Exercise task ->
Print out every line, exactly as written.

Exercise material ->
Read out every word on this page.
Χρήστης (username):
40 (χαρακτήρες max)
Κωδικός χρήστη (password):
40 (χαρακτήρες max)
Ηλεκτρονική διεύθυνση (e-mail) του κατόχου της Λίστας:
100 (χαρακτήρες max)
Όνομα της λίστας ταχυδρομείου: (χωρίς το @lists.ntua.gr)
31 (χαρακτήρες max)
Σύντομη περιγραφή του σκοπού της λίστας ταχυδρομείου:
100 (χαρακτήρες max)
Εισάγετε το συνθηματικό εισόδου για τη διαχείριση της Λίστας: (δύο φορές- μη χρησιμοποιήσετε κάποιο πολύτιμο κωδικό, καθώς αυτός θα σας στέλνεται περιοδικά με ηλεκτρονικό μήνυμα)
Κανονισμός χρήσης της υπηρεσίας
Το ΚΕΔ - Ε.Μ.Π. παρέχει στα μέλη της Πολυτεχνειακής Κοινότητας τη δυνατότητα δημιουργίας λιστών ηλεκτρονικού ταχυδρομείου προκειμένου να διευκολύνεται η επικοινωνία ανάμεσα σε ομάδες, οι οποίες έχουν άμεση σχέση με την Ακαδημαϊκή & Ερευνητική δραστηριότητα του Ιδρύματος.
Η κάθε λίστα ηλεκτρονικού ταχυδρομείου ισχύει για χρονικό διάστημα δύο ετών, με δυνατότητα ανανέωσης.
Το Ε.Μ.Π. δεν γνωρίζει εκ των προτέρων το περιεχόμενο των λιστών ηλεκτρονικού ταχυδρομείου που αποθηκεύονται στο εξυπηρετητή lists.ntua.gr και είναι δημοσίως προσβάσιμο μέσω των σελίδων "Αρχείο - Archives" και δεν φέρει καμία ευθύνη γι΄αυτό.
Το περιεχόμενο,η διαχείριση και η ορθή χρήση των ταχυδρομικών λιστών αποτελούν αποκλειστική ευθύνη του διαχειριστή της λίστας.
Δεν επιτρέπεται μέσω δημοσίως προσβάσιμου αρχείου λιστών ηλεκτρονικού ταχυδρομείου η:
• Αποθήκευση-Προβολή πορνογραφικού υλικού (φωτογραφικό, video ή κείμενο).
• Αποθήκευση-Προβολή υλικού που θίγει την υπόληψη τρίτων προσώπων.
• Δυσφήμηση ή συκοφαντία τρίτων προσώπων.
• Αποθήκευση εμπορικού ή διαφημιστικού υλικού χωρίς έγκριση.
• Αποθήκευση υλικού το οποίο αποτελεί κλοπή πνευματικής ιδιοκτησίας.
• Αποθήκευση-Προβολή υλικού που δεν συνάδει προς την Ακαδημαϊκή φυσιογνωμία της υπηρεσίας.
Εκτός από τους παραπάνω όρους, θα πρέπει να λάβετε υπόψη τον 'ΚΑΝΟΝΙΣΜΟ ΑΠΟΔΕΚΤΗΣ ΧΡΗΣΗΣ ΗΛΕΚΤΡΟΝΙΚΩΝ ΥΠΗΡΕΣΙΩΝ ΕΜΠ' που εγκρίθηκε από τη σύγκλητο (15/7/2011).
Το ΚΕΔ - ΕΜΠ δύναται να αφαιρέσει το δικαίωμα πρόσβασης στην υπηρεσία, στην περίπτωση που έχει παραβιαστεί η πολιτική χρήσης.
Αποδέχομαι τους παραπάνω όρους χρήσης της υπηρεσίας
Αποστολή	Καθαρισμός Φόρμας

Problem solution ->
Read out every word on this page.
Χρήστης (username):
40 (χαρακτήρες max)
Κωδικός χρήστη (password):
40 (χαρακτήρες max)
Ηλεκτρονική διεύθυνση (e-mail) του κατόχου της Λίστας:
100 (χαρακτήρες max)
Όνομα της λίστας ταχυδρομείου: (χωρίς το @lists.ntua.gr)
31 (χαρακτήρες max)
Σύντομη περιγραφή του σκοπού της λίστας ταχυδρομείου:
100 (χαρακτήρες max)
Εισάγετε το συνθηματικό εισόδου για τη διαχείριση της Λίστας: (δύο φορές- μη χρησιμοποιήσετε κάποιο πολύτιμο κωδικό, καθώς αυτός θα σας στέλνεται περιοδικά με ηλεκτρονικό μήνυμα)
Κανονισμός χρήσης της υπηρεσίας
Το ΚΕΔ - Ε.Μ.Π. παρέχει στα μέλη της Πολυτεχνειακής Κοινότητας τη δυνατότητα δημιουργίας λιστών ηλεκτρονικού ταχυδρομείου προκειμένου να διευκολύνεται η επικοινωνία ανάμεσα σε ομάδες, οι οποίες έχουν άμεση σχέση με την Ακαδημαϊκή & Ερευνητική δραστηριότητα του Ιδρύματος.
Η κάθε λίστα ηλεκτρονικού ταχυδρομείου ισχύει για χρονικό διάστημα δύο ετών, με δυνατότητα ανανέωσης.
Το Ε.Μ.Π. δεν γνωρίζει εκ των προτέρων το περιεχόμενο των λιστών ηλεκτρονικού ταχυδρομείου που αποθηκεύονται στο εξυπηρετητή lists.ntua.gr και είναι δημοσίως προσβάσιμο μέσω των σελίδων "Αρχείο - Archives" και δεν φέρει καμία ευθύνη γι΄αυτό.
Το περιεχόμενο,η διαχείριση και η ορθή χρήση των ταχυδρομικών λιστών αποτελούν αποκλειστική ευθύνη του διαχειριστή της λίστας.
Δεν επιτρέπεται μέσω δημοσίως προσβάσιμου αρχείου λιστών ηλεκτρονικού ταχυδρομείου η:
• Αποθήκευση-Προβολή πορνογραφικού υλικού (φωτογραφικό, video ή κείμενο).
• Αποθήκευση-Προβολή υλικού που θίγει την υπόληψη τρίτων προσώπων.
• Δυσφήμηση ή συκοφαντία τρίτων προσώπων.
• Αποθήκευση εμπορικού ή διαφημιστικού υλικού χωρίς έγκριση.
• Αποθήκευση υλικού το οποίο αποτελεί κλοπή πνευματικής ιδιοκτησίας.
• Αποθήκευση-Προβολή υλικού που δεν συνάδει προς την Ακαδημαϊκή φυσιογνωμία της υπηρεσίας.
Εκτός από τους παραπάνω όρους, θα πρέπει να λάβετε υπόψη τον 'ΚΑΝΟΝΙΣΜΟ ΑΠΟΔΕΚΤΗΣ ΧΡΗΣΗΣ ΗΛΕΚΤΡΟΝΙΚΩΝ ΥΠΗΡΕΣΙΩΝ ΕΜΠ' που εγκρίθηκε από τη σύγκλητο (15/7/2011).
Το ΚΕΔ - ΕΜΠ δύναται να αφαιρέσει το δικαίωμα πρόσβασης στην υπηρεσία, στην περίπτωση που έχει παραβιαστεί η πολιτική χρήσης.
Αποδέχομαι τους παραπάνω όρους χρήσης της υπηρεσίας
Αποστολή	Καθαρισμός Φόρμας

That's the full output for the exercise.